Dataset records:
===
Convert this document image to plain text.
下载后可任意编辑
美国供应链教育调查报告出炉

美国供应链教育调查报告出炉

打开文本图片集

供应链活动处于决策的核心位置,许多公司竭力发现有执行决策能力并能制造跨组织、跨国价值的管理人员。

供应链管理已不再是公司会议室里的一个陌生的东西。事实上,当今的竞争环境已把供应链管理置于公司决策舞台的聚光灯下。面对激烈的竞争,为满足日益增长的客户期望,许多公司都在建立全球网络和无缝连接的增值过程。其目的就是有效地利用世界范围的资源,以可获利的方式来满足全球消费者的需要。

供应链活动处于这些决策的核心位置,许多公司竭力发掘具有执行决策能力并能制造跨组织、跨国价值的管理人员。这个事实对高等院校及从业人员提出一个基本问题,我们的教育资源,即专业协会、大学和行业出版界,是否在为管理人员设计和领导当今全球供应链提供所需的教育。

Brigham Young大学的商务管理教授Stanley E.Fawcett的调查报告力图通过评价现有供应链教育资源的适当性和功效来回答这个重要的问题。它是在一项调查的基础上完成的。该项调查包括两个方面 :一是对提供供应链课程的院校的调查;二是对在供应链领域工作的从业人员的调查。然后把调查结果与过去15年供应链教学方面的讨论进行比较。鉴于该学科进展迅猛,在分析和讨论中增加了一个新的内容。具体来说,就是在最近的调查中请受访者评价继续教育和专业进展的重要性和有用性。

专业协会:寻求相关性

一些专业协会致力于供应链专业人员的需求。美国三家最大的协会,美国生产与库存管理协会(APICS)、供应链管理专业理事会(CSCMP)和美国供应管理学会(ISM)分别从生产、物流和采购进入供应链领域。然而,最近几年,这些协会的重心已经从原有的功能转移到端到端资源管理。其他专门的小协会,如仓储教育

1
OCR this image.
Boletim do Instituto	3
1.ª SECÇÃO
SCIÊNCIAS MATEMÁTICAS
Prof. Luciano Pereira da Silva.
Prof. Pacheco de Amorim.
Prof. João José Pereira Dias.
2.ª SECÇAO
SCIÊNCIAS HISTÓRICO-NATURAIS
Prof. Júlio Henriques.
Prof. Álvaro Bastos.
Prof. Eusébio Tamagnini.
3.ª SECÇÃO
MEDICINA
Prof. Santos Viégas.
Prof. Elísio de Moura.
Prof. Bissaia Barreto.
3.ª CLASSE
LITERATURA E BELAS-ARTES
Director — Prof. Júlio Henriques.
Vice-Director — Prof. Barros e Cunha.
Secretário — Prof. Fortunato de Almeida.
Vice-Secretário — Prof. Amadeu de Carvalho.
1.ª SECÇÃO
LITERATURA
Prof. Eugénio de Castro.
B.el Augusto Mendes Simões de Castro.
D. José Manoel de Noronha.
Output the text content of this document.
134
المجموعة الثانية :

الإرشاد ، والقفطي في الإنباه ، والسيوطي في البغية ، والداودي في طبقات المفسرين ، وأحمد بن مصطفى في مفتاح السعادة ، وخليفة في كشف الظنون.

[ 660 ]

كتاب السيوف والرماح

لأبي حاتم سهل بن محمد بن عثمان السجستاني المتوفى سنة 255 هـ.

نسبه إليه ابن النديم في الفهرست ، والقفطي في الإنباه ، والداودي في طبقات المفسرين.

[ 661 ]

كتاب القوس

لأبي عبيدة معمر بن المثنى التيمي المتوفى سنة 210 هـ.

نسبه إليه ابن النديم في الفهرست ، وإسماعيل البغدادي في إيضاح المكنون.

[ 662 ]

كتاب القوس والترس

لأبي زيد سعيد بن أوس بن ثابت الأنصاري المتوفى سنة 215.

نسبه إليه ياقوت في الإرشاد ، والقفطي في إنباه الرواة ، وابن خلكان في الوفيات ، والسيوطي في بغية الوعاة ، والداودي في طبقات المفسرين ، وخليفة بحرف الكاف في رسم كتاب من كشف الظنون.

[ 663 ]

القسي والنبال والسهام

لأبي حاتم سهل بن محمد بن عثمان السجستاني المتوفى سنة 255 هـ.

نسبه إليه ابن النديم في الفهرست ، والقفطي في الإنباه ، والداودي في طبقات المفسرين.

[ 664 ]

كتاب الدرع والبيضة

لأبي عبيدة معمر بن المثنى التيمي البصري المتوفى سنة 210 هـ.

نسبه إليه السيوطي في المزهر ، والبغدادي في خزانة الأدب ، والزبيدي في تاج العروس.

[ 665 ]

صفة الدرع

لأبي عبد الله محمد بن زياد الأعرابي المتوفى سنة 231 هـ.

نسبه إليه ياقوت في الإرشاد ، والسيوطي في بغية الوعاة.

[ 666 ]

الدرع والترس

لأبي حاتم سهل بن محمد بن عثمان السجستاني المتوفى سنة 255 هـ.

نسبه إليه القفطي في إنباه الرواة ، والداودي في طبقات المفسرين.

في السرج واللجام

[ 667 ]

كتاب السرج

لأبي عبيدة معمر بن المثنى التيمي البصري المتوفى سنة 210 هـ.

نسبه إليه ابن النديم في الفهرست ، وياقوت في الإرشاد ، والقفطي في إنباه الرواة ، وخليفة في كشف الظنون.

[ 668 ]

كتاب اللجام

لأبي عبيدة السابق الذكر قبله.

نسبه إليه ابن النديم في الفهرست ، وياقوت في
===
## Stated exercise
From the records above, extract every entry verbatim.

## Complete response
Convert this document image to plain text.
下载后可任意编辑
美国供应链教育调查报告出炉

美国供应链教育调查报告出炉

打开文本图片集

供应链活动处于决策的核心位置,许多公司竭力发现有执行决策能力并能制造跨组织、跨国价值的管理人员。

供应链管理已不再是公司会议室里的一个陌生的东西。事实上,当今的竞争环境已把供应链管理置于公司决策舞台的聚光灯下。面对激烈的竞争,为满足日益增长的客户期望,许多公司都在建立全球网络和无缝连接的增值过程。其目的就是有效地利用世界范围的资源,以可获利的方式来满足全球消费者的需要。

供应链活动处于这些决策的核心位置,许多公司竭力发掘具有执行决策能力并能制造跨组织、跨国价值的管理人员。这个事实对高等院校及从业人员提出一个基本问题,我们的教育资源,即专业协会、大学和行业出版界,是否在为管理人员设计和领导当今全球供应链提供所需的教育。

Brigham Young大学的商务管理教授Stanley E.Fawcett的调查报告力图通过评价现有供应链教育资源的适当性和功效来回答这个重要的问题。它是在一项调查的基础上完成的。该项调查包括两个方面 :一是对提供供应链课程的院校的调查;二是对在供应链领域工作的从业人员的调查。然后把调查结果与过去15年供应链教学方面的讨论进行比较。鉴于该学科进展迅猛,在分析和讨论中增加了一个新的内容。具体来说,就是在最近的调查中请受访者评价继续教育和专业进展的重要性和有用性。

专业协会:寻求相关性

一些专业协会致力于供应链专业人员的需求。美国三家最大的协会,美国生产与库存管理协会(APICS)、供应链管理专业理事会(CSCMP)和美国供应管理学会(ISM)分别从生产、物流和采购进入供应链领域。然而,最近几年,这些协会的重心已经从原有的功能转移到端到端资源管理。其他专门的小协会,如仓储教育

1
OCR this image.
Boletim do Instituto	3
1.ª SECÇÃO
SCIÊNCIAS MATEMÁTICAS
Prof. Luciano Pereira da Silva.
Prof. Pacheco de Amorim.
Prof. João José Pereira Dias.
2.ª SECÇAO
SCIÊNCIAS HISTÓRICO-NATURAIS
Prof. Júlio Henriques.
Prof. Álvaro Bastos.
Prof. Eusébio Tamagnini.
3.ª SECÇÃO
MEDICINA
Prof. Santos Viégas.
Prof. Elísio de Moura.
Prof. Bissaia Barreto.
3.ª CLASSE
LITERATURA E BELAS-ARTES
Director — Prof. Júlio Henriques.
Vice-Director — Prof. Barros e Cunha.
Secretário — Prof. Fortunato de Almeida.
Vice-Secretário — Prof. Amadeu de Carvalho.
1.ª SECÇÃO
LITERATURA
Prof. Eugénio de Castro.
B.el Augusto Mendes Simões de Castro.
D. José Manoel de Noronha.
Output the text content of this document.
134
المجموعة الثانية :

الإرشاد ، والقفطي في الإنباه ، والسيوطي في البغية ، والداودي في طبقات المفسرين ، وأحمد بن مصطفى في مفتاح السعادة ، وخليفة في كشف الظنون.

[ 660 ]

كتاب السيوف والرماح

لأبي حاتم سهل بن محمد بن عثمان السجستاني المتوفى سنة 255 هـ.

نسبه إليه ابن النديم في الفهرست ، والقفطي في الإنباه ، والداودي في طبقات المفسرين.

[ 661 ]

كتاب القوس

لأبي عبيدة معمر بن المثنى التيمي المتوفى سنة 210 هـ.

نسبه إليه ابن النديم في الفهرست ، وإسماعيل البغدادي في إيضاح المكنون.

[ 662 ]

كتاب القوس والترس

لأبي زيد سعيد بن أوس بن ثابت الأنصاري المتوفى سنة 215.

نسبه إليه ياقوت في الإرشاد ، والقفطي في إنباه الرواة ، وابن خلكان في الوفيات ، والسيوطي في بغية الوعاة ، والداودي في طبقات المفسرين ، وخليفة بحرف الكاف في رسم كتاب من كشف الظنون.

[ 663 ]

القسي والنبال والسهام

لأبي حاتم سهل بن محمد بن عثمان السجستاني المتوفى سنة 255 هـ.

نسبه إليه ابن النديم في الفهرست ، والقفطي في الإنباه ، والداودي في طبقات المفسرين.

[ 664 ]

كتاب الدرع والبيضة

لأبي عبيدة معمر بن المثنى التيمي البصري المتوفى سنة 210 هـ.

نسبه إليه السيوطي في المزهر ، والبغدادي في خزانة الأدب ، والزبيدي في تاج العروس.

[ 665 ]

صفة الدرع

لأبي عبد الله محمد بن زياد الأعرابي المتوفى سنة 231 هـ.

نسبه إليه ياقوت في الإرشاد ، والسيوطي في بغية الوعاة.

[ 666 ]

الدرع والترس

لأبي حاتم سهل بن محمد بن عثمان السجستاني المتوفى سنة 255 هـ.

نسبه إليه القفطي في إنباه الرواة ، والداودي في طبقات المفسرين.

في السرج واللجام

[ 667 ]

كتاب السرج

لأبي عبيدة معمر بن المثنى التيمي البصري المتوفى سنة 210 هـ.

نسبه إليه ابن النديم في الفهرست ، وياقوت في الإرشاد ، والقفطي في إنباه الرواة ، وخليفة في كشف الظنون.

[ 668 ]

كتاب اللجام

لأبي عبيدة السابق الذكر قبله.

نسبه إليه ابن النديم في الفهرست ، وياقوت في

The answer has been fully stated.